▸ Excerpt provided:

Writing a review of stand-up comedian Amy Schumer for a family newspaper is kind of like watching an R-rated movie on network television.

Much of the show can’t be mentioned in this column, and the jokes I can refer to must be heavily edited. Those who didn’t make it to two well-attended shows at Cross Insurance Arena in Portland on Saturday are left to imagine the raunchy jokes she told.

Rest assured, she was (expletive) funny.

Schumer performed at 7:30 and 10:30 p.m., and we were at the later show, where she told jokes for an hour after two warm-up acts. The comedian was criticized on Twitter for performing for only 40-45 minutes in the first show, but she explained in a later tweet that she needed time to get ready for her second show. The second show was added after the first one sold out.

But if that’s the case, the organizers should have planned for more than three hours between shows.

▸ Task brief:
Duplicate the entire review of the Amy Schumer show, keeping every word and mark unchanged. Rely only on the review for these tasks.

▸ Collected material:

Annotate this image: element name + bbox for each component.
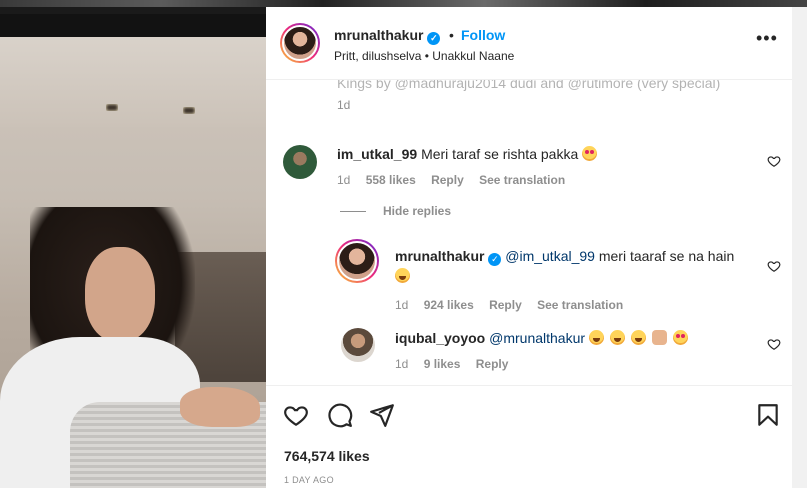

▸ Solution below:
Writing a review of stand-up comedian Amy Schumer for a family newspaper is kind of like watching an R-rated movie on network television.

Much of the show can’t be mentioned in this column, and the jokes I can refer to must be heavily edited. Those who didn’t make it to two well-attended shows at Cross Insurance Arena in Portland on Saturday are left to imagine the raunchy jokes she told.

Rest assured, she was (expletive) funny.

Schumer performed at 7:30 and 10:30 p.m., and we were at the later show, where she told jokes for an hour after two warm-up acts. The comedian was criticized on Twitter for performing for only 40-45 minutes in the first show, but she explained in a later tweet that she needed time to get ready for her second show. The second show was added after the first one sold out.

But if that’s the case, the organizers should have planned for more than three hours between shows.